> [TO DO]
Filter the data below for the string "time" and copy each matching line.

'''

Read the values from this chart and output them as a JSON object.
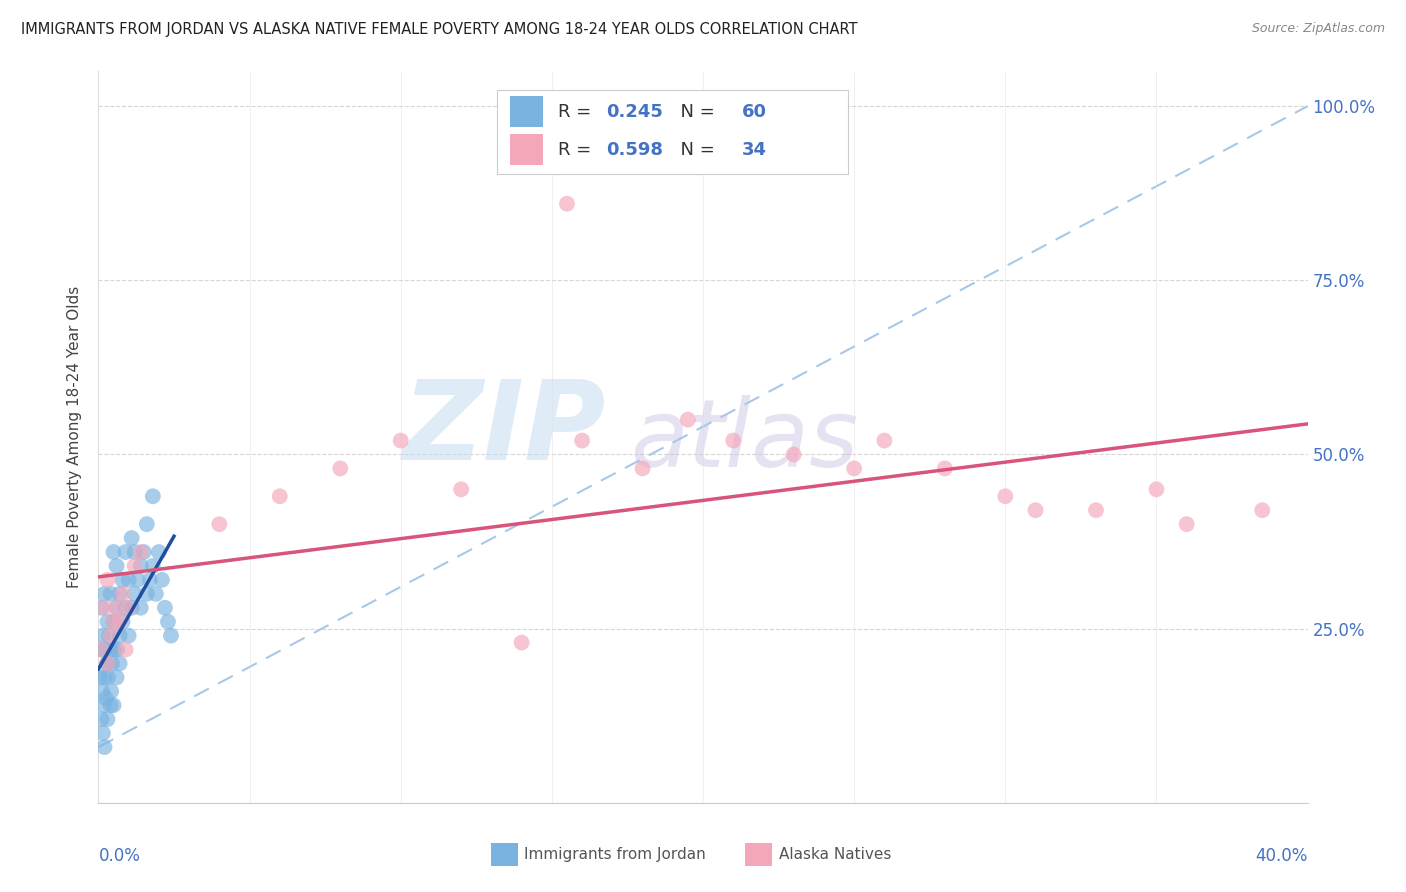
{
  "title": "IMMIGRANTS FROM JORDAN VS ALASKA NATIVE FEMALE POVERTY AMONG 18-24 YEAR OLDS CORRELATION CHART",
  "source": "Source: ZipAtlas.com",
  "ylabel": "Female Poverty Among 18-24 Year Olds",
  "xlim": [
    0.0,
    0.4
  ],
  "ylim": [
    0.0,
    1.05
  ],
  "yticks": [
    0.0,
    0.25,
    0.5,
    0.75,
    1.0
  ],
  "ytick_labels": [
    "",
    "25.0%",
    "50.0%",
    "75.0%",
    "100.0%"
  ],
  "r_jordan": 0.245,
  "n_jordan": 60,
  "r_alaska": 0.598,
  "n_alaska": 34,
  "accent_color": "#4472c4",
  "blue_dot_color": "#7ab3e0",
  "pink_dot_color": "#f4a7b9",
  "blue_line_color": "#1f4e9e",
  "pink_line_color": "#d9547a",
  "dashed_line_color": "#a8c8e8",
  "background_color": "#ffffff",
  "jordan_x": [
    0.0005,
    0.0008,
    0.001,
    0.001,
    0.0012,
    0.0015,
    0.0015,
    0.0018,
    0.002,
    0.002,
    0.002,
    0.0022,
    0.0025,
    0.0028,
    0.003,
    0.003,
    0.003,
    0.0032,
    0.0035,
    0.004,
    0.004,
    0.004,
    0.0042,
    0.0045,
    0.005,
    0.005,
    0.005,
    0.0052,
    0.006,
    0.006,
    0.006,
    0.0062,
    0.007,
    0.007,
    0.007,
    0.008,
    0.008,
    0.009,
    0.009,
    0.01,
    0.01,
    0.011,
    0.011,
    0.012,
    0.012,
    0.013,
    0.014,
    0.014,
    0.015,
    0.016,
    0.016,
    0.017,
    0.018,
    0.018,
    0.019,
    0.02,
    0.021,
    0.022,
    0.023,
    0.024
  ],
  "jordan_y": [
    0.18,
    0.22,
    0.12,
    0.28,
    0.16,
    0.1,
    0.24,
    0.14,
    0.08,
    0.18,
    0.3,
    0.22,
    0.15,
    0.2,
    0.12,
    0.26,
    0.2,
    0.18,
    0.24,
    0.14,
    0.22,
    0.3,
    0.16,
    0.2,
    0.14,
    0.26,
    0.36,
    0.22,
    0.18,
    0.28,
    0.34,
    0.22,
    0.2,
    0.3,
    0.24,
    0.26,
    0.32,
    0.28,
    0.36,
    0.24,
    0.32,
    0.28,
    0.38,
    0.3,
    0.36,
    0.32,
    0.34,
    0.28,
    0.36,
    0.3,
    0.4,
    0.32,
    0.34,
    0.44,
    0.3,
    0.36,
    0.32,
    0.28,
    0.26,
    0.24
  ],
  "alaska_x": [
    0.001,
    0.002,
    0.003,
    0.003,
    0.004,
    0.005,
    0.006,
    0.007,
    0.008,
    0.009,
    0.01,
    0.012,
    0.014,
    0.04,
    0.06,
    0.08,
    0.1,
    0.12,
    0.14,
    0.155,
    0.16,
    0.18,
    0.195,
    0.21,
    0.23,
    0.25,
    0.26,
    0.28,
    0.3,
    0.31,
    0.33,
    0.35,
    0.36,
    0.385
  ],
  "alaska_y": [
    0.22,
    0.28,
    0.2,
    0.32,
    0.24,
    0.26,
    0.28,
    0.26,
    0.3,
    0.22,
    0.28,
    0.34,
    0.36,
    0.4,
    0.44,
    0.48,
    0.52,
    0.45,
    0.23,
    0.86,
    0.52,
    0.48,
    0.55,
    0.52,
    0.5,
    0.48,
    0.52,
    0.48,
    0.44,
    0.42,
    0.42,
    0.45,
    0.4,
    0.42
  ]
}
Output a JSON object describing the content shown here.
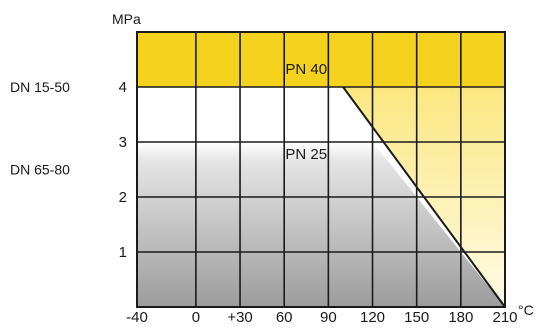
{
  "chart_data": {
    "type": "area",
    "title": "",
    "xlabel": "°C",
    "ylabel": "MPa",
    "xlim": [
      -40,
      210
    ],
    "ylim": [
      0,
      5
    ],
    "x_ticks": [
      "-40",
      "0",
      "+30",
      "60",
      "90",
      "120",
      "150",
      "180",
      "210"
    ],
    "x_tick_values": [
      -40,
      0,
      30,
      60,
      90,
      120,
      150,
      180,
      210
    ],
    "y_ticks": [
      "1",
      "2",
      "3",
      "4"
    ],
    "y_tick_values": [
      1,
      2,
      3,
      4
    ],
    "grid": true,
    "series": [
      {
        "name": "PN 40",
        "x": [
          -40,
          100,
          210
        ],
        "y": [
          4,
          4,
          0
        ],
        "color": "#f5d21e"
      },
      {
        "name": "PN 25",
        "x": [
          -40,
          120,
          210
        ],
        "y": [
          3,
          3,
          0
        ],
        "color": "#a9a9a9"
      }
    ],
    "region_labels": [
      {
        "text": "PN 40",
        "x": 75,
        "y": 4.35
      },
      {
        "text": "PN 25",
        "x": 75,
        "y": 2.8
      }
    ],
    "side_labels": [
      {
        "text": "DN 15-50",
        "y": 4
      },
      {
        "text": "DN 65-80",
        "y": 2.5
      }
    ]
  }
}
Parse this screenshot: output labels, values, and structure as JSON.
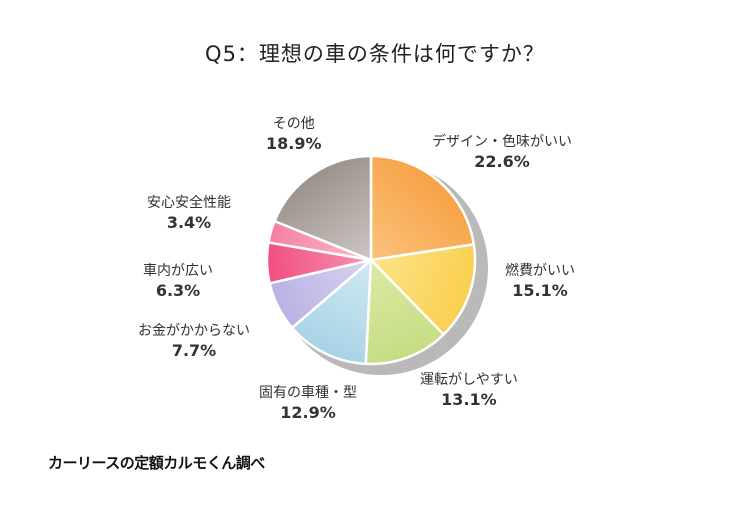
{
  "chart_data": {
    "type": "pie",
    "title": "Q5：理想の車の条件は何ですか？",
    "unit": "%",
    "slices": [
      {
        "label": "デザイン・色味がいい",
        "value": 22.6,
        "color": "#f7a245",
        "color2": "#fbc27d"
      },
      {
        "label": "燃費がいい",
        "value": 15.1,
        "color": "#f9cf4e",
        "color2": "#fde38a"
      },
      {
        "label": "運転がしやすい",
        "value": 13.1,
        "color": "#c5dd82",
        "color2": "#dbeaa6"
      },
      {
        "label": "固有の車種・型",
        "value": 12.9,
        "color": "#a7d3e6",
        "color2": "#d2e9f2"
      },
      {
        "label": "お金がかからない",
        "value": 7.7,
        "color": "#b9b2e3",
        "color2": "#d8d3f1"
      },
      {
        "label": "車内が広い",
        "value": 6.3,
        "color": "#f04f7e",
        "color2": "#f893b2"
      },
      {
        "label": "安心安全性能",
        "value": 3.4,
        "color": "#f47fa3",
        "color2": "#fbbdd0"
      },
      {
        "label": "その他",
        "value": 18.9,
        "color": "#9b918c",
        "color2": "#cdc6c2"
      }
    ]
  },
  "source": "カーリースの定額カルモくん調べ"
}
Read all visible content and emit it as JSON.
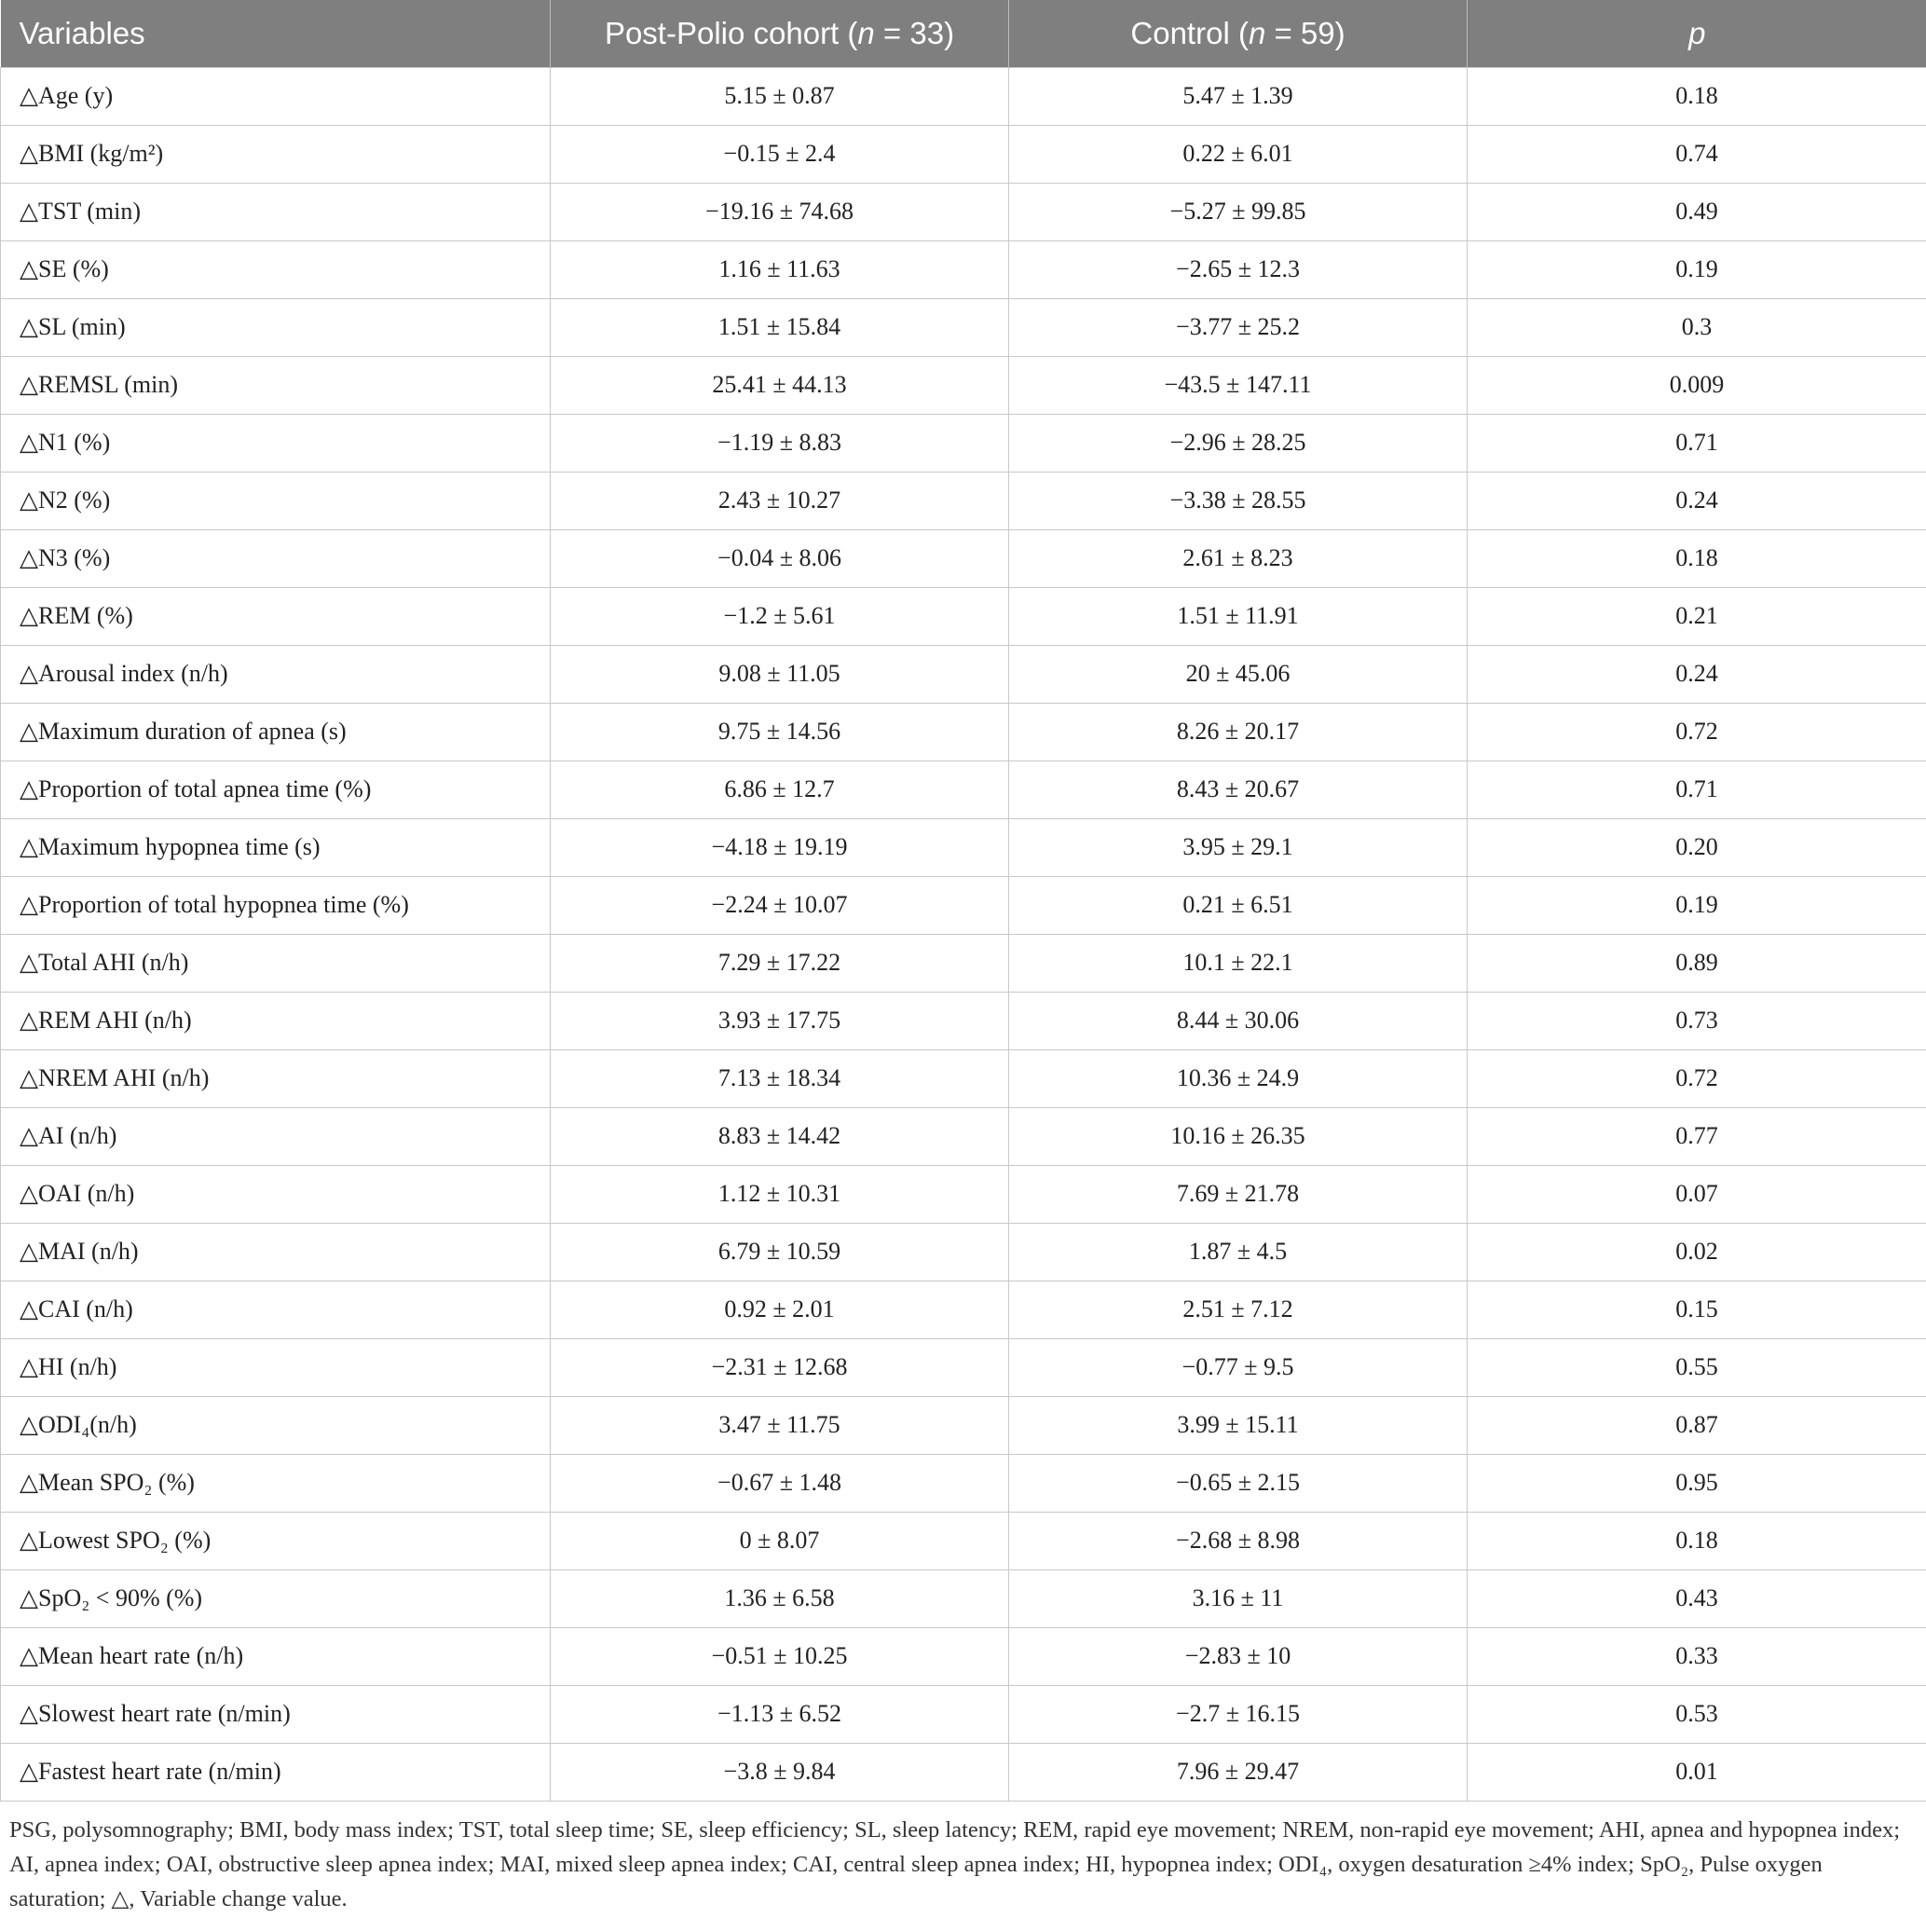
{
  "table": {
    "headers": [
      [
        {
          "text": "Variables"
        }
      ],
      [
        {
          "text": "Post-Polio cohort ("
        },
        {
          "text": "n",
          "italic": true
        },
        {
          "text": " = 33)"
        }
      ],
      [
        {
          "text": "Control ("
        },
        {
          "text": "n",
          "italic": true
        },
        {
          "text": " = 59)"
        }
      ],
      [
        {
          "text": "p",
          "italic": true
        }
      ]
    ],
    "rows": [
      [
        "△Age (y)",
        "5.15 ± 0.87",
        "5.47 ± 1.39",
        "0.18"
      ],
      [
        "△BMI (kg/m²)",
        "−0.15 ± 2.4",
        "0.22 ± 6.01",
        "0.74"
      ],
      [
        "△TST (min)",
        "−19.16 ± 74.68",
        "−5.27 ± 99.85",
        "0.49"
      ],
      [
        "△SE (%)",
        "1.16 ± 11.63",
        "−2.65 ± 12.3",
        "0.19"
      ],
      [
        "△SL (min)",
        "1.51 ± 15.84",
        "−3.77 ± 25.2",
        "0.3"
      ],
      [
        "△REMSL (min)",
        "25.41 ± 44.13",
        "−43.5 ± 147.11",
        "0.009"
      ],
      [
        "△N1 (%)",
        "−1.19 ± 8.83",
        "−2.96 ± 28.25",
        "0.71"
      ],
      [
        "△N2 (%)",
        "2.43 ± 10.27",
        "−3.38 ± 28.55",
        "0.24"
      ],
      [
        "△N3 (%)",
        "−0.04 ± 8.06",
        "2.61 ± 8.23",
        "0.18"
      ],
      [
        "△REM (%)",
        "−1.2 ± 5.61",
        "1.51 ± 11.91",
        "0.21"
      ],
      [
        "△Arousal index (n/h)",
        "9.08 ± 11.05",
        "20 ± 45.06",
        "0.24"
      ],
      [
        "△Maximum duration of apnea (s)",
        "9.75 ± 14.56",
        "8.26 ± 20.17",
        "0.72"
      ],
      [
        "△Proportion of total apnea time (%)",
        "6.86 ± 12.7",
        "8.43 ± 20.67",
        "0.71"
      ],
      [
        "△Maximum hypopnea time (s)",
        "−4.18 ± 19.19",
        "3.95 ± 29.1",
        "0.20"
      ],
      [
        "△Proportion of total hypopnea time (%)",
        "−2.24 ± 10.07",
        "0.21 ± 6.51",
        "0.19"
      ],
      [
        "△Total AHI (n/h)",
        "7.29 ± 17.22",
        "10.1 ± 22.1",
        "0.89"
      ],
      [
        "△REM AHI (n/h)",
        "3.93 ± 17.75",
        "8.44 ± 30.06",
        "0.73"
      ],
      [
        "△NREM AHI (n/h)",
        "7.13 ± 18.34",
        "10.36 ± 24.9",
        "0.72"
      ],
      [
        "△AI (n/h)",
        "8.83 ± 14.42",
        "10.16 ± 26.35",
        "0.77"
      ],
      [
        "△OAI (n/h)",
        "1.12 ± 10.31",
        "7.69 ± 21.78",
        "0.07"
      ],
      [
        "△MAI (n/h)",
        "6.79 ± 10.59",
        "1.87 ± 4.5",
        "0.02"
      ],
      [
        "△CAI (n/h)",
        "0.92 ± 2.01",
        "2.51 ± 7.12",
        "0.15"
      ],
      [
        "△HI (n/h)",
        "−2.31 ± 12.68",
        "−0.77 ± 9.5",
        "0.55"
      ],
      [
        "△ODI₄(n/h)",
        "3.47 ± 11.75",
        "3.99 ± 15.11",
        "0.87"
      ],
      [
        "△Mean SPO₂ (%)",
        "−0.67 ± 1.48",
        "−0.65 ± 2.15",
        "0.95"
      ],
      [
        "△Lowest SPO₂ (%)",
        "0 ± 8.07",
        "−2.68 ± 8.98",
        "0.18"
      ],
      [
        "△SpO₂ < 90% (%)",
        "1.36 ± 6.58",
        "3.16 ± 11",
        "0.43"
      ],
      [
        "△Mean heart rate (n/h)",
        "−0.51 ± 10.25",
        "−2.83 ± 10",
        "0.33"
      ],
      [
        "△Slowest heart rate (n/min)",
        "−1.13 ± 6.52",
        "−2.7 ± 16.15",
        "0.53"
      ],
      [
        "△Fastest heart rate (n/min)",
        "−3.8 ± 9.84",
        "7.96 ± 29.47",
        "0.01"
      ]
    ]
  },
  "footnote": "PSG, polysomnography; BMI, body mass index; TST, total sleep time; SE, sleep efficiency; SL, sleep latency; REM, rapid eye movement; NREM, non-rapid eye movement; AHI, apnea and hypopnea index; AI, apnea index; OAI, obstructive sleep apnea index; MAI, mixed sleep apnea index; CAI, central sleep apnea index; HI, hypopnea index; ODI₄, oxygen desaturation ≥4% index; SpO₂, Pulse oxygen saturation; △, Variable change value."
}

'''

> [SOLUTION]
        "△Proportion of total apnea time (%)",
        "△Maximum hypopnea time (s)",
        "△Proportion of total hypopnea time (%)",
  "footnote": "PSG, polysomnography; BMI, body mass index; TST, total sleep time; SE, sleep efficiency; SL, sleep latency; REM, rapid eye movement; NREM, non-rapid eye movement; AHI, apnea and hypopnea index; AI, apnea index; OAI, obstructive sleep apnea index; MAI, mixed sleep apnea index; CAI, central sleep apnea index; HI, hypopnea index; ODI₄, oxygen desaturation ≥4% index; SpO₂, Pulse oxygen saturation; △, Variable change value."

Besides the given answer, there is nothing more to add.